= WRITTEN EXERCISE =
Find each line holding "page" and copy it out.

= PROVIDED RECORDS =
>>>

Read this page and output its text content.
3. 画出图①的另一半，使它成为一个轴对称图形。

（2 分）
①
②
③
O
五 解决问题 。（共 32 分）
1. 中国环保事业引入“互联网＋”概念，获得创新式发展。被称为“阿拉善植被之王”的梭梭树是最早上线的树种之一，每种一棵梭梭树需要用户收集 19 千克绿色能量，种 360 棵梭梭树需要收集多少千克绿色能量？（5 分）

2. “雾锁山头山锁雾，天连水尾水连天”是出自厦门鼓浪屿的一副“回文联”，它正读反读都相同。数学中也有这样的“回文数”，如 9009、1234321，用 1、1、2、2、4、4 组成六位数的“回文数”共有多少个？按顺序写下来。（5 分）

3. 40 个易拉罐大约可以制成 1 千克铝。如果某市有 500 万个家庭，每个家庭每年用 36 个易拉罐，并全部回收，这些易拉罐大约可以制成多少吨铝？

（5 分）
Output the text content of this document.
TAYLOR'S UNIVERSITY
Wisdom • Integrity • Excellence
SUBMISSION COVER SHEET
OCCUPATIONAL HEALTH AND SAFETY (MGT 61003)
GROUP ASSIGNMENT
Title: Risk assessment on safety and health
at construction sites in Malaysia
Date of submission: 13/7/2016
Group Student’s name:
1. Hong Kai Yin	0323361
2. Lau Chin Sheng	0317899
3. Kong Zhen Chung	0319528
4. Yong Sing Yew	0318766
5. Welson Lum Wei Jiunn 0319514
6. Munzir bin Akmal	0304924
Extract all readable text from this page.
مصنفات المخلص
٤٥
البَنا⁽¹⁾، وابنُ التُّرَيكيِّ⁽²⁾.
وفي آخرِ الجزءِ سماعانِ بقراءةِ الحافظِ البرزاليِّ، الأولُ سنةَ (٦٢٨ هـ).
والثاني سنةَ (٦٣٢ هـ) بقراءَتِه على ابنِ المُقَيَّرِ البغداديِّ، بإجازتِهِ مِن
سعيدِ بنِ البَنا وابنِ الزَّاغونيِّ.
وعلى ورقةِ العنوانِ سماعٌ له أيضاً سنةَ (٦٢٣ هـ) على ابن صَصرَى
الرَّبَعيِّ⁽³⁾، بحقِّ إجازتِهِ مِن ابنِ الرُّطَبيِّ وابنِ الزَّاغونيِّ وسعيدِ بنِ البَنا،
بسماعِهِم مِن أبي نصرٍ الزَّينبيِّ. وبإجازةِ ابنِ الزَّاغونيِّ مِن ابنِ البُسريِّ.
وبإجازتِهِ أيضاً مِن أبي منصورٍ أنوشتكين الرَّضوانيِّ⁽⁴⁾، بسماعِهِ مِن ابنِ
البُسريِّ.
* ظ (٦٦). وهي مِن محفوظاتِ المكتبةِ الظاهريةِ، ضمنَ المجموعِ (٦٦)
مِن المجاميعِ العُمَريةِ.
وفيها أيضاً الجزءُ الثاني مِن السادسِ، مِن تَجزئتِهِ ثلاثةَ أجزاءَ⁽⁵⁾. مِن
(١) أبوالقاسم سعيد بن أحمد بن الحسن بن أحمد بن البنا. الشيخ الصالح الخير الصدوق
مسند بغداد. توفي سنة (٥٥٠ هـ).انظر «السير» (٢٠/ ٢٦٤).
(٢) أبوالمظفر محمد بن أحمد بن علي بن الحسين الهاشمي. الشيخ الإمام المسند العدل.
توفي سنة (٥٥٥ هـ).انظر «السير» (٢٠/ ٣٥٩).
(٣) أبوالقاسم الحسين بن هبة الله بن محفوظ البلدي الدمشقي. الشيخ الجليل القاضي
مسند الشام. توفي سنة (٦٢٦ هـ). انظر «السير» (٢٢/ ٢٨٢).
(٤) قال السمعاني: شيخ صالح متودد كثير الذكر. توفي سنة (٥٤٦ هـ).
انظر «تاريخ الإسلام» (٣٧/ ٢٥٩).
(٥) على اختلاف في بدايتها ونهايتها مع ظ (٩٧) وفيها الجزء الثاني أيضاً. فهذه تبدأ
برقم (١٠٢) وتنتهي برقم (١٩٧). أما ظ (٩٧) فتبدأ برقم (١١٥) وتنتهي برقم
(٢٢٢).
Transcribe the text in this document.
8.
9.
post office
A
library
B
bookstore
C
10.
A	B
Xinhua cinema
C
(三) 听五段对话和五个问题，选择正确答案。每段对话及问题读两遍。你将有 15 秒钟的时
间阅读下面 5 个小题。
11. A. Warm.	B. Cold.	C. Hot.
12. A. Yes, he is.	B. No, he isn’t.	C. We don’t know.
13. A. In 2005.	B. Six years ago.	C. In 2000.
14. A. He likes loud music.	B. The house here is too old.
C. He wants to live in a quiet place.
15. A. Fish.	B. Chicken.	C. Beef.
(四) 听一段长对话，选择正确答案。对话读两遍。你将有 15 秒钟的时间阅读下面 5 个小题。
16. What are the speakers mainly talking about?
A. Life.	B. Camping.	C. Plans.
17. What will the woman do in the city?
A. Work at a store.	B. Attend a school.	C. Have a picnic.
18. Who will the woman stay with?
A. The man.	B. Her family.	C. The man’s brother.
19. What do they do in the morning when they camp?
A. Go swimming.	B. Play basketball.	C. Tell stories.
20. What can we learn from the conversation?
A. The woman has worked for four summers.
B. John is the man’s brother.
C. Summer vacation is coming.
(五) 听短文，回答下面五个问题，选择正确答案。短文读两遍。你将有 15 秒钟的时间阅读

<<<

= WORKED ANSWER =
Read this page and output its text content.
Extract all readable text from this page.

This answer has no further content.